_STATED EXERCISE_:
Reproduce every line in the listing that contains the word "will".

_LISTED RECORDS_:

┌──

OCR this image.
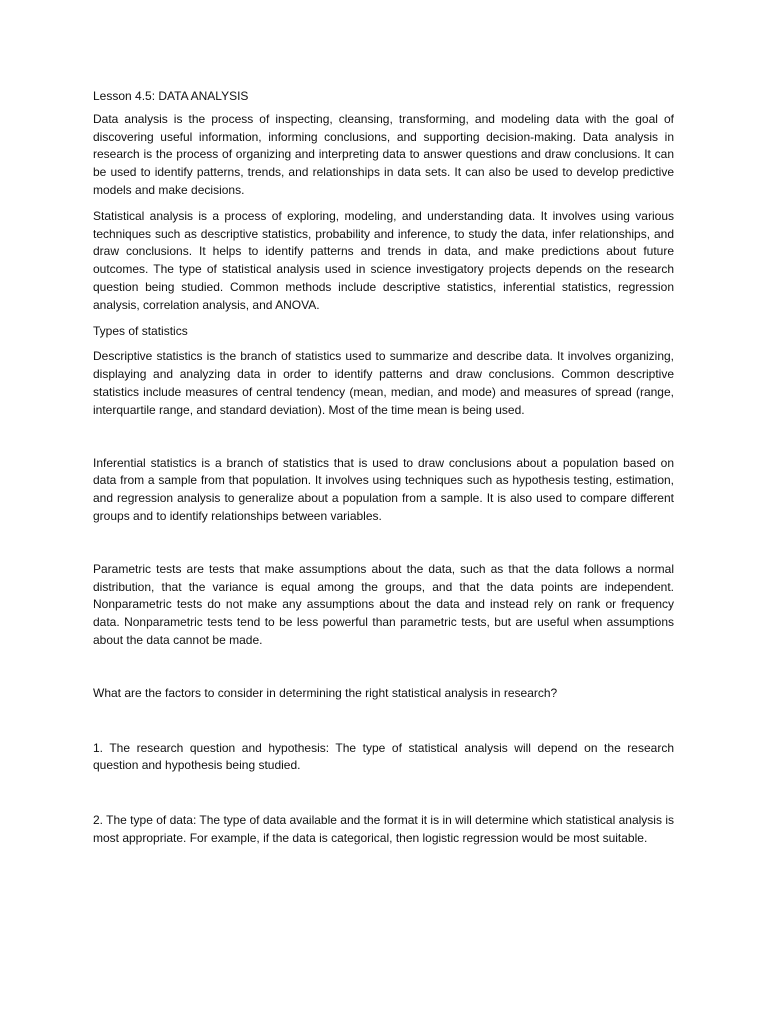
Lesson 4.5: DATA ANALYSIS

Data analysis is the process of inspecting, cleansing, transforming, and modeling data with the goal of discovering useful information, informing conclusions, and supporting decision-making. Data analysis in research is the process of organizing and interpreting data to answer questions and draw conclusions. It can be used to identify patterns, trends, and relationships in data sets. It can also be used to develop predictive models and make decisions.

Statistical analysis is a process of exploring, modeling, and understanding data. It involves using various techniques such as descriptive statistics, probability and inference, to study the data, infer relationships, and draw conclusions. It helps to identify patterns and trends in data, and make predictions about future outcomes. The type of statistical analysis used in science investigatory projects depends on the research question being studied. Common methods include descriptive statistics, inferential statistics, regression analysis, correlation analysis, and ANOVA.

Types of statistics

Descriptive statistics is the branch of statistics used to summarize and describe data. It involves organizing, displaying and analyzing data in order to identify patterns and draw conclusions. Common descriptive statistics include measures of central tendency (mean, median, and mode) and measures of spread (range, interquartile range, and standard deviation). Most of the time mean is being used.

Inferential statistics is a branch of statistics that is used to draw conclusions about a population based on data from a sample from that population. It involves using techniques such as hypothesis testing, estimation, and regression analysis to generalize about a population from a sample. It is also used to compare different groups and to identify relationships between variables.

Parametric tests are tests that make assumptions about the data, such as that the data follows a normal distribution, that the variance is equal among the groups, and that the data points are independent. Nonparametric tests do not make any assumptions about the data and instead rely on rank or frequency data. Nonparametric tests tend to be less powerful than parametric tests, but are useful when assumptions about the data cannot be made.

What are the factors to consider in determining the right statistical analysis in research?

1. The research question and hypothesis: The type of statistical analysis will depend on the research question and hypothesis being studied.

2. The type of data: The type of data available and the format it is in will determine which statistical analysis is most appropriate. For example, if the data is categorical, then logistic regression would be most suitable.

└──

_TASK RESPONSE_:
1. The research question and hypothesis: The type of statistical analysis will depend on the research question and hypothesis being studied.
2. The type of data: The type of data available and the format it is in will determine which statistical analysis is most appropriate. For example, if the data is categorical, then logistic regression would be most suitable.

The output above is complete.